***** Exercise materials *****

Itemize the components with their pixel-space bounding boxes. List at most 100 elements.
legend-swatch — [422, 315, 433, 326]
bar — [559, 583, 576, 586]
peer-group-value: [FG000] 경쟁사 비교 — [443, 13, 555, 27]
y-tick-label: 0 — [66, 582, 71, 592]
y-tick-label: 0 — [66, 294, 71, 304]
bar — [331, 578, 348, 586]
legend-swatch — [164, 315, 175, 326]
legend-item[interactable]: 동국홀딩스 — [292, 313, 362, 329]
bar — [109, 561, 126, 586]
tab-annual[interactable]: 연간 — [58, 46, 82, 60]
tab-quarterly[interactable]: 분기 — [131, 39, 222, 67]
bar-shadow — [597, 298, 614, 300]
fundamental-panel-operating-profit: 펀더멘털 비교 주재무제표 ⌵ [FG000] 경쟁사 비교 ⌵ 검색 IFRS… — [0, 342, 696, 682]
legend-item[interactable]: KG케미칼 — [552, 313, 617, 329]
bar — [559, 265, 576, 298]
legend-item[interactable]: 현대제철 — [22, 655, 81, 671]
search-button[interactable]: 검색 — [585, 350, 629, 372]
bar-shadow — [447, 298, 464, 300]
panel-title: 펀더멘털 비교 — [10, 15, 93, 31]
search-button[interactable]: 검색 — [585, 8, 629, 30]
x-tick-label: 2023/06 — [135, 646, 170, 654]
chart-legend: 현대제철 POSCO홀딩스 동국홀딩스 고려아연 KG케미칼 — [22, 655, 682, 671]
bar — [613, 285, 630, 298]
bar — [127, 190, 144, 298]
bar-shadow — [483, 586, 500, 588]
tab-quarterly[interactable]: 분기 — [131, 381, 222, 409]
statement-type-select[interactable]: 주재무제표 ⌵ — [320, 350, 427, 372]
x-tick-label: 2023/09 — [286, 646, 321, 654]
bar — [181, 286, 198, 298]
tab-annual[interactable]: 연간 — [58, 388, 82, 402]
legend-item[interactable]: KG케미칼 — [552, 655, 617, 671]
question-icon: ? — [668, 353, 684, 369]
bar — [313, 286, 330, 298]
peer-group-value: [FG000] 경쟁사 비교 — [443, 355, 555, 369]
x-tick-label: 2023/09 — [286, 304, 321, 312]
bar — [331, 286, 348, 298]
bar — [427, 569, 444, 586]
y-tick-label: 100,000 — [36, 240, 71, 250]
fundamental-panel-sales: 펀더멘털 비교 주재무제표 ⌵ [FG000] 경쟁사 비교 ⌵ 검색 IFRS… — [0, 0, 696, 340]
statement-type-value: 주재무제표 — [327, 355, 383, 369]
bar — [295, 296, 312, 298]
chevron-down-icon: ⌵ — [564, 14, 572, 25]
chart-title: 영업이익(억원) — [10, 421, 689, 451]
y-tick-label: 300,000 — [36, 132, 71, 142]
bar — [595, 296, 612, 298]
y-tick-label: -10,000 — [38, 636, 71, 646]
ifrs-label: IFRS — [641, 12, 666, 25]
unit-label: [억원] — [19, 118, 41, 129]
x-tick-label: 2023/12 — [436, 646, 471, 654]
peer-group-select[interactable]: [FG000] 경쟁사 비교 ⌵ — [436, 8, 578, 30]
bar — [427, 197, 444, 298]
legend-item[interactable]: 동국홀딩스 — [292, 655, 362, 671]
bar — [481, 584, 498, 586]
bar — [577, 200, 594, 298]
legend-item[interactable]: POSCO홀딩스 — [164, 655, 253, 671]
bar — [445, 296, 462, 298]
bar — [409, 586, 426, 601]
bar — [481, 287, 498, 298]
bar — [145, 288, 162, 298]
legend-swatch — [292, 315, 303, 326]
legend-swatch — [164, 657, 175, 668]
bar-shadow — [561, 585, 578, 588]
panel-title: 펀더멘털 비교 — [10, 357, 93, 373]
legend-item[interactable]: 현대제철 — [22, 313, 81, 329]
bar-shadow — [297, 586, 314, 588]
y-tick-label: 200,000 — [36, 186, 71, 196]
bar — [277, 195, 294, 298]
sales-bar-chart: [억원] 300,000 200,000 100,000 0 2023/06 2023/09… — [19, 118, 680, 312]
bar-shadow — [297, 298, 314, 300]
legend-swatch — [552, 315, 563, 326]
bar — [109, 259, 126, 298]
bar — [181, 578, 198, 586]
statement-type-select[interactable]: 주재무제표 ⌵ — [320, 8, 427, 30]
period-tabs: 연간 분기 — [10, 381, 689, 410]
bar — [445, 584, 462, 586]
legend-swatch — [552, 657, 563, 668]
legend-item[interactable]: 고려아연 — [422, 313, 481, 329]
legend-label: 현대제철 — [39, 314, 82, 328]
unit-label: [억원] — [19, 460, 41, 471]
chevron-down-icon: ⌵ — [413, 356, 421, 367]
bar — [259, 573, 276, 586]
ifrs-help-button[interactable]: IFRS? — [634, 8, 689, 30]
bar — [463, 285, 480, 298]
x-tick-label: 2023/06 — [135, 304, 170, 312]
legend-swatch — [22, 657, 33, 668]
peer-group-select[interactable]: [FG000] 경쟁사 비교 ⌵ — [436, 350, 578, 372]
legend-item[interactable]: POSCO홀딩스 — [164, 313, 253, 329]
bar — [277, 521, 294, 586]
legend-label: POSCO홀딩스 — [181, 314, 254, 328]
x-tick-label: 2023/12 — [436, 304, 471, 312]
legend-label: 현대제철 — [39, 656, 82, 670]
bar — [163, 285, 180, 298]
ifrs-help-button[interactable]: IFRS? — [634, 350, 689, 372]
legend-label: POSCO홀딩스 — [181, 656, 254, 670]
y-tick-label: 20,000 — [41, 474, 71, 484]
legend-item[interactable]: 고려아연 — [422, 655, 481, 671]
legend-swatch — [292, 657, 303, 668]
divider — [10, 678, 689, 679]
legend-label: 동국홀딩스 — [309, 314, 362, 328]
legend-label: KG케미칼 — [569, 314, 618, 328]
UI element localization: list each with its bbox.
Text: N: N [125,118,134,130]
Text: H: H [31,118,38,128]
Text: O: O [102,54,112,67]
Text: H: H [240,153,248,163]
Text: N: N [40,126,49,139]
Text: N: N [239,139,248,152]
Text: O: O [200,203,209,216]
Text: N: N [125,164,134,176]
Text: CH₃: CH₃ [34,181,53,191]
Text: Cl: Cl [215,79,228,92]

*****

▸ Objective:
Rewrite all of the lines above, replacing "legend-swatch" with "legend-marker" everywhere it appears and leaving everything else unchanged.

▸ Task result:
Itemize the components with their pixel-space bounding boxes. List at most 100 elements.
legend-marker — [422, 315, 433, 326]
bar — [559, 583, 576, 586]
peer-group-value: [FG000] 경쟁사 비교 — [443, 13, 555, 27]
y-tick-label: 0 — [66, 582, 71, 592]
y-tick-label: 0 — [66, 294, 71, 304]
bar — [331, 578, 348, 586]
legend-marker — [164, 315, 175, 326]
legend-item[interactable]: 동국홀딩스 — [292, 313, 362, 329]
bar — [109, 561, 126, 586]
tab-annual[interactable]: 연간 — [58, 46, 82, 60]
tab-quarterly[interactable]: 분기 — [131, 39, 222, 67]
bar-shadow — [597, 298, 614, 300]
fundamental-panel-operating-profit: 펀더멘털 비교 주재무제표 ⌵ [FG000] 경쟁사 비교 ⌵ 검색 IFRS… — [0, 342, 696, 682]
legend-item[interactable]: KG케미칼 — [552, 313, 617, 329]
bar — [559, 265, 576, 298]
legend-item[interactable]: 현대제철 — [22, 655, 81, 671]
search-button[interactable]: 검색 — [585, 350, 629, 372]
bar-shadow — [447, 298, 464, 300]
panel-title: 펀더멘털 비교 — [10, 15, 93, 31]
search-button[interactable]: 검색 — [585, 8, 629, 30]
x-tick-label: 2023/06 — [135, 646, 170, 654]
chart-legend: 현대제철 POSCO홀딩스 동국홀딩스 고려아연 KG케미칼 — [22, 655, 682, 671]
bar — [613, 285, 630, 298]
bar — [127, 190, 144, 298]
bar-shadow — [483, 586, 500, 588]
tab-quarterly[interactable]: 분기 — [131, 381, 222, 409]
statement-type-select[interactable]: 주재무제표 ⌵ — [320, 350, 427, 372]
x-tick-label: 2023/09 — [286, 646, 321, 654]
bar — [181, 286, 198, 298]
tab-annual[interactable]: 연간 — [58, 388, 82, 402]
legend-item[interactable]: KG케미칼 — [552, 655, 617, 671]
question-icon: ? — [668, 353, 684, 369]
bar — [313, 286, 330, 298]
peer-group-value: [FG000] 경쟁사 비교 — [443, 355, 555, 369]
x-tick-label: 2023/09 — [286, 304, 321, 312]
bar — [331, 286, 348, 298]
bar — [427, 569, 444, 586]
y-tick-label: 100,000 — [36, 240, 71, 250]
fundamental-panel-sales: 펀더멘털 비교 주재무제표 ⌵ [FG000] 경쟁사 비교 ⌵ 검색 IFRS… — [0, 0, 696, 340]
statement-type-value: 주재무제표 — [327, 355, 383, 369]
bar — [295, 296, 312, 298]
chevron-down-icon: ⌵ — [564, 14, 572, 25]
chart-title: 영업이익(억원) — [10, 421, 689, 451]
y-tick-label: 300,000 — [36, 132, 71, 142]
bar — [595, 296, 612, 298]
y-tick-label: -10,000 — [38, 636, 71, 646]
ifrs-label: IFRS — [641, 12, 666, 25]
unit-label: [억원] — [19, 118, 41, 129]
x-tick-label: 2023/12 — [436, 646, 471, 654]
peer-group-select[interactable]: [FG000] 경쟁사 비교 ⌵ — [436, 8, 578, 30]
bar — [427, 197, 444, 298]
legend-item[interactable]: 동국홀딩스 — [292, 655, 362, 671]
bar — [481, 584, 498, 586]
bar — [577, 200, 594, 298]
legend-item[interactable]: POSCO홀딩스 — [164, 655, 253, 671]
bar — [445, 296, 462, 298]
bar — [409, 586, 426, 601]
bar — [481, 287, 498, 298]
bar — [145, 288, 162, 298]
legend-marker — [292, 315, 303, 326]
legend-marker — [164, 657, 175, 668]
bar-shadow — [561, 585, 578, 588]
panel-title: 펀더멘털 비교 — [10, 357, 93, 373]
legend-item[interactable]: 현대제철 — [22, 313, 81, 329]
bar-shadow — [297, 586, 314, 588]
y-tick-label: 200,000 — [36, 186, 71, 196]
bar — [277, 195, 294, 298]
sales-bar-chart: [억원] 300,000 200,000 100,000 0 2023/06 2023/09… — [19, 118, 680, 312]
bar-shadow — [297, 298, 314, 300]
legend-marker — [552, 315, 563, 326]
bar — [109, 259, 126, 298]
bar — [181, 578, 198, 586]
statement-type-select[interactable]: 주재무제표 ⌵ — [320, 8, 427, 30]
period-tabs: 연간 분기 — [10, 381, 689, 410]
bar — [445, 584, 462, 586]
legend-marker — [552, 657, 563, 668]
legend-item[interactable]: 고려아연 — [422, 313, 481, 329]
legend-label: 현대제철 — [39, 314, 82, 328]
unit-label: [억원] — [19, 460, 41, 471]
chevron-down-icon: ⌵ — [413, 356, 421, 367]
bar — [259, 573, 276, 586]
ifrs-help-button[interactable]: IFRS? — [634, 8, 689, 30]
bar — [463, 285, 480, 298]
x-tick-label: 2023/06 — [135, 304, 170, 312]
legend-marker — [22, 657, 33, 668]
peer-group-select[interactable]: [FG000] 경쟁사 비교 ⌵ — [436, 350, 578, 372]
legend-item[interactable]: POSCO홀딩스 — [164, 313, 253, 329]
bar — [277, 521, 294, 586]
legend-label: POSCO홀딩스 — [181, 314, 254, 328]
x-tick-label: 2023/12 — [436, 304, 471, 312]
legend-label: 현대제철 — [39, 656, 82, 670]
bar — [163, 285, 180, 298]
ifrs-help-button[interactable]: IFRS? — [634, 350, 689, 372]
legend-label: POSCO홀딩스 — [181, 656, 254, 670]
y-tick-label: 20,000 — [41, 474, 71, 484]
legend-item[interactable]: 고려아연 — [422, 655, 481, 671]
legend-marker — [292, 657, 303, 668]
divider — [10, 678, 689, 679]
legend-label: 동국홀딩스 — [309, 314, 362, 328]
legend-label: KG케미칼 — [569, 314, 618, 328]
UI element localization: list each with its bbox.
Text: N: N [125,118,134,130]
Text: H: H [31,118,38,128]
Text: O: O [102,54,112,67]
Text: H: H [240,153,248,163]
Text: N: N [40,126,49,139]
Text: N: N [239,139,248,152]
Text: O: O [200,203,209,216]
Text: N: N [125,164,134,176]
Text: CH₃: CH₃ [34,181,53,191]
Text: Cl: Cl [215,79,228,92]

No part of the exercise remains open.